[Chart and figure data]
::::
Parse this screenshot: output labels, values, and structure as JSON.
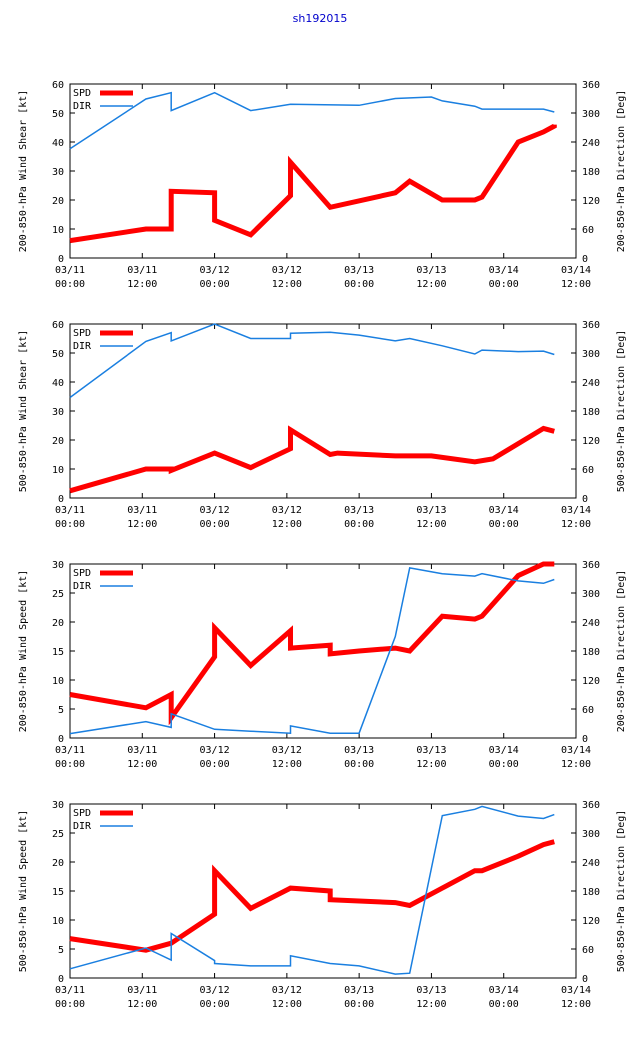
{
  "title": "sh192015",
  "colors": {
    "spd": "#ff0000",
    "dir": "#1a7fe0",
    "frame": "#000000"
  },
  "x_ticks": [
    {
      "t": 0,
      "date": "03/11",
      "time": "00:00"
    },
    {
      "t": 12,
      "date": "03/11",
      "time": "12:00"
    },
    {
      "t": 24,
      "date": "03/12",
      "time": "00:00"
    },
    {
      "t": 36,
      "date": "03/12",
      "time": "12:00"
    },
    {
      "t": 48,
      "date": "03/13",
      "time": "00:00"
    },
    {
      "t": 60,
      "date": "03/13",
      "time": "12:00"
    },
    {
      "t": 72,
      "date": "03/14",
      "time": "00:00"
    },
    {
      "t": 84,
      "date": "03/14",
      "time": "12:00"
    }
  ],
  "chart_data": [
    {
      "type": "line",
      "xlim": [
        0,
        84
      ],
      "ylabel": "200-850-hPa Wind Shear [kt]",
      "ylabel_right": "200-850-hPa Direction [Deg]",
      "ylim": [
        0,
        60
      ],
      "ylim_right": [
        0,
        360
      ],
      "yticks": [
        0,
        10,
        20,
        30,
        40,
        50,
        60
      ],
      "yticks_right": [
        0,
        60,
        120,
        180,
        240,
        300,
        360
      ],
      "legend": [
        "SPD",
        "DIR"
      ],
      "series": [
        {
          "name": "SPD",
          "axis": "left",
          "x": [
            0,
            12.6,
            16.8,
            16.8,
            24,
            24,
            30,
            36.6,
            36.6,
            43.2,
            54,
            56.4,
            61.8,
            67.2,
            68.4,
            74.4,
            78.6,
            80.4,
            80.4
          ],
          "y": [
            6,
            10,
            10,
            23,
            22.5,
            13,
            8,
            21.5,
            33,
            17.5,
            22.5,
            26.5,
            20,
            20,
            21,
            40,
            43.5,
            45.5,
            46
          ]
        },
        {
          "name": "DIR",
          "axis": "right",
          "x": [
            0,
            12.6,
            16.8,
            16.8,
            24,
            30,
            36.6,
            48,
            54,
            60,
            61.8,
            67.2,
            68.4,
            72,
            78.6,
            80.4
          ],
          "y": [
            226,
            329,
            342,
            305,
            342,
            305,
            318,
            316,
            330,
            333,
            325,
            314,
            308,
            308,
            308,
            302
          ]
        }
      ]
    },
    {
      "type": "line",
      "xlim": [
        0,
        84
      ],
      "ylabel": "500-850-hPa Wind Shear [kt]",
      "ylabel_right": "500-850-hPa Direction [Deg]",
      "ylim": [
        0,
        60
      ],
      "ylim_right": [
        0,
        360
      ],
      "yticks": [
        0,
        10,
        20,
        30,
        40,
        50,
        60
      ],
      "yticks_right": [
        0,
        60,
        120,
        180,
        240,
        300,
        360
      ],
      "legend": [
        "SPD",
        "DIR"
      ],
      "series": [
        {
          "name": "SPD",
          "axis": "left",
          "x": [
            0,
            12.6,
            16.8,
            16.8,
            24,
            30,
            36.6,
            36.6,
            43.2,
            44.4,
            54,
            60,
            67.2,
            70.2,
            78.6,
            80.4
          ],
          "y": [
            2.5,
            10,
            10,
            9.5,
            15.5,
            10.5,
            17,
            23.5,
            15,
            15.5,
            14.5,
            14.5,
            12.5,
            13.5,
            24,
            23
          ]
        },
        {
          "name": "DIR",
          "axis": "right",
          "x": [
            0,
            12.6,
            16.8,
            16.8,
            24,
            30,
            36.6,
            36.6,
            43.2,
            48,
            54,
            56.4,
            61.8,
            67.2,
            68.4,
            74.4,
            78.6,
            80.4
          ],
          "y": [
            208,
            324,
            342,
            325,
            360,
            330,
            330,
            341,
            343,
            337,
            325,
            330,
            315,
            298,
            306,
            303,
            304,
            297
          ]
        }
      ]
    },
    {
      "type": "line",
      "xlim": [
        0,
        84
      ],
      "ylabel": "200-850-hPa Wind Speed [kt]",
      "ylabel_right": "200-850-hPa Direction [Deg]",
      "ylim": [
        0,
        30
      ],
      "ylim_right": [
        0,
        360
      ],
      "yticks": [
        0,
        5,
        10,
        15,
        20,
        25,
        30
      ],
      "yticks_right": [
        0,
        60,
        120,
        180,
        240,
        300,
        360
      ],
      "legend": [
        "SPD",
        "DIR"
      ],
      "series": [
        {
          "name": "SPD",
          "axis": "left",
          "x": [
            0,
            12.6,
            16.8,
            16.8,
            24,
            24,
            30,
            36.6,
            36.6,
            43.2,
            43.2,
            48,
            54,
            56.4,
            61.8,
            67.2,
            68.4,
            74.4,
            78.6,
            80.4
          ],
          "y": [
            7.5,
            5.2,
            7.5,
            3.5,
            14,
            19,
            12.5,
            18.5,
            15.5,
            16,
            14.5,
            15,
            15.5,
            15,
            21,
            20.5,
            21,
            28,
            30,
            30
          ]
        },
        {
          "name": "DIR",
          "axis": "right",
          "x": [
            0,
            12.6,
            16.8,
            16.8,
            24,
            30,
            36.6,
            36.6,
            43.2,
            48,
            54,
            56.4,
            61.8,
            67.2,
            68.4,
            74.4,
            78.6,
            80.4
          ],
          "y": [
            9,
            34,
            22,
            50,
            18,
            14,
            10,
            25,
            10,
            10,
            210,
            352,
            340,
            335,
            340,
            325,
            320,
            328
          ]
        }
      ]
    },
    {
      "type": "line",
      "xlim": [
        0,
        84
      ],
      "ylabel": "500-850-hPa Wind Speed [kt]",
      "ylabel_right": "500-850-hPa Direction [Deg]",
      "ylim": [
        0,
        30
      ],
      "ylim_right": [
        0,
        360
      ],
      "yticks": [
        0,
        5,
        10,
        15,
        20,
        25,
        30
      ],
      "yticks_right": [
        0,
        60,
        120,
        180,
        240,
        300,
        360
      ],
      "legend": [
        "SPD",
        "DIR"
      ],
      "series": [
        {
          "name": "SPD",
          "axis": "left",
          "x": [
            0,
            12.6,
            16.8,
            24,
            24,
            30,
            36.6,
            43.2,
            43.2,
            54,
            56.4,
            61.8,
            67.2,
            68.4,
            74.4,
            78.6,
            80.4
          ],
          "y": [
            6.8,
            4.8,
            6,
            11,
            18.5,
            12,
            15.5,
            15,
            13.5,
            13,
            12.5,
            15.5,
            18.5,
            18.5,
            21,
            23,
            23.5
          ]
        },
        {
          "name": "DIR",
          "axis": "right",
          "x": [
            0,
            12.6,
            16.8,
            16.8,
            24,
            24,
            30,
            36.6,
            36.6,
            43.2,
            48,
            54,
            56.4,
            61.8,
            67.2,
            68.4,
            74.4,
            78.6,
            80.4
          ],
          "y": [
            19,
            62,
            37,
            92,
            36,
            30,
            25,
            25,
            46,
            30,
            25,
            8,
            10,
            336,
            349,
            355,
            335,
            330,
            338
          ]
        }
      ]
    }
  ]
}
::::
▶ **Given instruction**
Leave images out of the retyped records; keep all else exact.

▶ **Result of the task**
Parse this screenshot: output labels, values, and structure as JSON.
{
  "title": "sh192015",
  "colors": {
    "spd": "#ff0000",
    "dir": "#1a7fe0",
    "frame": "#000000"
  },
  "x_ticks": [
    {
      "t": 0,
      "date": "03/11",
      "time": "00:00"
    },
    {
      "t": 12,
      "date": "03/11",
      "time": "12:00"
    },
    {
      "t": 24,
      "date": "03/12",
      "time": "00:00"
    },
    {
      "t": 36,
      "date": "03/12",
      "time": "12:00"
    },
    {
      "t": 48,
      "date": "03/13",
      "time": "00:00"
    },
    {
      "t": 60,
      "date": "03/13",
      "time": "12:00"
    },
    {
      "t": 72,
      "date": "03/14",
      "time": "00:00"
    },
    {
      "t": 84,
      "date": "03/14",
      "time": "12:00"
    }
  ],
  "chart_data": [
    {
      "type": "line",
      "xlim": [
        0,
        84
      ],
      "ylabel": "200-850-hPa Wind Shear [kt]",
      "ylabel_right": "200-850-hPa Direction [Deg]",
      "ylim": [
        0,
        60
      ],
      "ylim_right": [
        0,
        360
      ],
      "yticks": [
        0,
        10,
        20,
        30,
        40,
        50,
        60
      ],
      "yticks_right": [
        0,
        60,
        120,
        180,
        240,
        300,
        360
      ],
      "legend": [
        "SPD",
        "DIR"
      ],
      "series": [
        {
          "name": "SPD",
          "axis": "left",
          "x": [
            0,
            12.6,
            16.8,
            16.8,
            24,
            24,
            30,
            36.6,
            36.6,
            43.2,
            54,
            56.4,
            61.8,
            67.2,
            68.4,
            74.4,
            78.6,
            80.4,
            80.4
          ],
          "y": [
            6,
            10,
            10,
            23,
            22.5,
            13,
            8,
            21.5,
            33,
            17.5,
            22.5,
            26.5,
            20,
            20,
            21,
            40,
            43.5,
            45.5,
            46
          ]
        },
        {
          "name": "DIR",
          "axis": "right",
          "x": [
            0,
            12.6,
            16.8,
            16.8,
            24,
            30,
            36.6,
            48,
            54,
            60,
            61.8,
            67.2,
            68.4,
            72,
            78.6,
            80.4
          ],
          "y": [
            226,
            329,
            342,
            305,
            342,
            305,
            318,
            316,
            330,
            333,
            325,
            314,
            308,
            308,
            308,
            302
          ]
        }
      ]
    },
    {
      "type": "line",
      "xlim": [
        0,
        84
      ],
      "ylabel": "500-850-hPa Wind Shear [kt]",
      "ylabel_right": "500-850-hPa Direction [Deg]",
      "ylim": [
        0,
        60
      ],
      "ylim_right": [
        0,
        360
      ],
      "yticks": [
        0,
        10,
        20,
        30,
        40,
        50,
        60
      ],
      "yticks_right": [
        0,
        60,
        120,
        180,
        240,
        300,
        360
      ],
      "legend": [
        "SPD",
        "DIR"
      ],
      "series": [
        {
          "name": "SPD",
          "axis": "left",
          "x": [
            0,
            12.6,
            16.8,
            16.8,
            24,
            30,
            36.6,
            36.6,
            43.2,
            44.4,
            54,
            60,
            67.2,
            70.2,
            78.6,
            80.4
          ],
          "y": [
            2.5,
            10,
            10,
            9.5,
            15.5,
            10.5,
            17,
            23.5,
            15,
            15.5,
            14.5,
            14.5,
            12.5,
            13.5,
            24,
            23
          ]
        },
        {
          "name": "DIR",
          "axis": "right",
          "x": [
            0,
            12.6,
            16.8,
            16.8,
            24,
            30,
            36.6,
            36.6,
            43.2,
            48,
            54,
            56.4,
            61.8,
            67.2,
            68.4,
            74.4,
            78.6,
            80.4
          ],
          "y": [
            208,
            324,
            342,
            325,
            360,
            330,
            330,
            341,
            343,
            337,
            325,
            330,
            315,
            298,
            306,
            303,
            304,
            297
          ]
        }
      ]
    },
    {
      "type": "line",
      "xlim": [
        0,
        84
      ],
      "ylabel": "200-850-hPa Wind Speed [kt]",
      "ylabel_right": "200-850-hPa Direction [Deg]",
      "ylim": [
        0,
        30
      ],
      "ylim_right": [
        0,
        360
      ],
      "yticks": [
        0,
        5,
        10,
        15,
        20,
        25,
        30
      ],
      "yticks_right": [
        0,
        60,
        120,
        180,
        240,
        300,
        360
      ],
      "legend": [
        "SPD",
        "DIR"
      ],
      "series": [
        {
          "name": "SPD",
          "axis": "left",
          "x": [
            0,
            12.6,
            16.8,
            16.8,
            24,
            24,
            30,
            36.6,
            36.6,
            43.2,
            43.2,
            48,
            54,
            56.4,
            61.8,
            67.2,
            68.4,
            74.4,
            78.6,
            80.4
          ],
          "y": [
            7.5,
            5.2,
            7.5,
            3.5,
            14,
            19,
            12.5,
            18.5,
            15.5,
            16,
            14.5,
            15,
            15.5,
            15,
            21,
            20.5,
            21,
            28,
            30,
            30
          ]
        },
        {
          "name": "DIR",
          "axis": "right",
          "x": [
            0,
            12.6,
            16.8,
            16.8,
            24,
            30,
            36.6,
            36.6,
            43.2,
            48,
            54,
            56.4,
            61.8,
            67.2,
            68.4,
            74.4,
            78.6,
            80.4
          ],
          "y": [
            9,
            34,
            22,
            50,
            18,
            14,
            10,
            25,
            10,
            10,
            210,
            352,
            340,
            335,
            340,
            325,
            320,
            328
          ]
        }
      ]
    },
    {
      "type": "line",
      "xlim": [
        0,
        84
      ],
      "ylabel": "500-850-hPa Wind Speed [kt]",
      "ylabel_right": "500-850-hPa Direction [Deg]",
      "ylim": [
        0,
        30
      ],
      "ylim_right": [
        0,
        360
      ],
      "yticks": [
        0,
        5,
        10,
        15,
        20,
        25,
        30
      ],
      "yticks_right": [
        0,
        60,
        120,
        180,
        240,
        300,
        360
      ],
      "legend": [
        "SPD",
        "DIR"
      ],
      "series": [
        {
          "name": "SPD",
          "axis": "left",
          "x": [
            0,
            12.6,
            16.8,
            24,
            24,
            30,
            36.6,
            43.2,
            43.2,
            54,
            56.4,
            61.8,
            67.2,
            68.4,
            74.4,
            78.6,
            80.4
          ],
          "y": [
            6.8,
            4.8,
            6,
            11,
            18.5,
            12,
            15.5,
            15,
            13.5,
            13,
            12.5,
            15.5,
            18.5,
            18.5,
            21,
            23,
            23.5
          ]
        },
        {
          "name": "DIR",
          "axis": "right",
          "x": [
            0,
            12.6,
            16.8,
            16.8,
            24,
            24,
            30,
            36.6,
            36.6,
            43.2,
            48,
            54,
            56.4,
            61.8,
            67.2,
            68.4,
            74.4,
            78.6,
            80.4
          ],
          "y": [
            19,
            62,
            37,
            92,
            36,
            30,
            25,
            25,
            46,
            30,
            25,
            8,
            10,
            336,
            349,
            355,
            335,
            330,
            338
          ]
        }
      ]
    }
  ]
}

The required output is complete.